[START OF Data for this task]

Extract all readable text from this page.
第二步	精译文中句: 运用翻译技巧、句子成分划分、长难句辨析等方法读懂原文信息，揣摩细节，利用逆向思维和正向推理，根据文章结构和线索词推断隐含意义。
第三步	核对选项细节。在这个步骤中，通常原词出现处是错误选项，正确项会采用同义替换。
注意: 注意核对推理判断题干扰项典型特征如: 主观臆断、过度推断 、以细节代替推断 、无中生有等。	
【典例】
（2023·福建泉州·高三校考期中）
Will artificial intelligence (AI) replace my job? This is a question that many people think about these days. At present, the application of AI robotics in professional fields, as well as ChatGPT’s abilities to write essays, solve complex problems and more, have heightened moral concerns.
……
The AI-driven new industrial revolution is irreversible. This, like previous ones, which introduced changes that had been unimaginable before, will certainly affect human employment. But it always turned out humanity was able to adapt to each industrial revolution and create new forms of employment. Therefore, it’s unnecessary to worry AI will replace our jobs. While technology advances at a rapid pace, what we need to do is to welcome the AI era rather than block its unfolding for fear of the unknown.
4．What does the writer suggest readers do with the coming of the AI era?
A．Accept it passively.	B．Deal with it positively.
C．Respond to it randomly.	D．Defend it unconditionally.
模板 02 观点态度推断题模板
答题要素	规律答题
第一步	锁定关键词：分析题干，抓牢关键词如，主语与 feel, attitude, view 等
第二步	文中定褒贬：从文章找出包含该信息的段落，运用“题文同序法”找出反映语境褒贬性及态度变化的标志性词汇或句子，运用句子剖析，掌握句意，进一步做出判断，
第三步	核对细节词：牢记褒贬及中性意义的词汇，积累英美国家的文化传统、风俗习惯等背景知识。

[END OF Data for this task]

▸ What is expected:
Please restate the whole listing word for word.

▸ Exercise result:
Extract all readable text from this page.
第二步	精译文中句: 运用翻译技巧、句子成分划分、长难句辨析等方法读懂原文信息，揣摩细节，利用逆向思维和正向推理，根据文章结构和线索词推断隐含意义。
第三步	核对选项细节。在这个步骤中，通常原词出现处是错误选项，正确项会采用同义替换。
注意: 注意核对推理判断题干扰项典型特征如: 主观臆断、过度推断 、以细节代替推断 、无中生有等。	
【典例】
（2023·福建泉州·高三校考期中）
Will artificial intelligence (AI) replace my job? This is a question that many people think about these days. At present, the application of AI robotics in professional fields, as well as ChatGPT’s abilities to write essays, solve complex problems and more, have heightened moral concerns.
……
The AI-driven new industrial revolution is irreversible. This, like previous ones, which introduced changes that had been unimaginable before, will certainly affect human employment. But it always turned out humanity was able to adapt to each industrial revolution and create new forms of employment. Therefore, it’s unnecessary to worry AI will replace our jobs. While technology advances at a rapid pace, what we need to do is to welcome the AI era rather than block its unfolding for fear of the unknown.
4．What does the writer suggest readers do with the coming of the AI era?
A．Accept it passively.	B．Deal with it positively.
C．Respond to it randomly.	D．Defend it unconditionally.
模板 02 观点态度推断题模板
答题要素	规律答题
第一步	锁定关键词：分析题干，抓牢关键词如，主语与 feel, attitude, view 等
第二步	文中定褒贬：从文章找出包含该信息的段落，运用“题文同序法”找出反映语境褒贬性及态度变化的标志性词汇或句子，运用句子剖析，掌握句意，进一步做出判断，
第三步	核对细节词：牢记褒贬及中性意义的词汇，积累英美国家的文化传统、风俗习惯等背景知识。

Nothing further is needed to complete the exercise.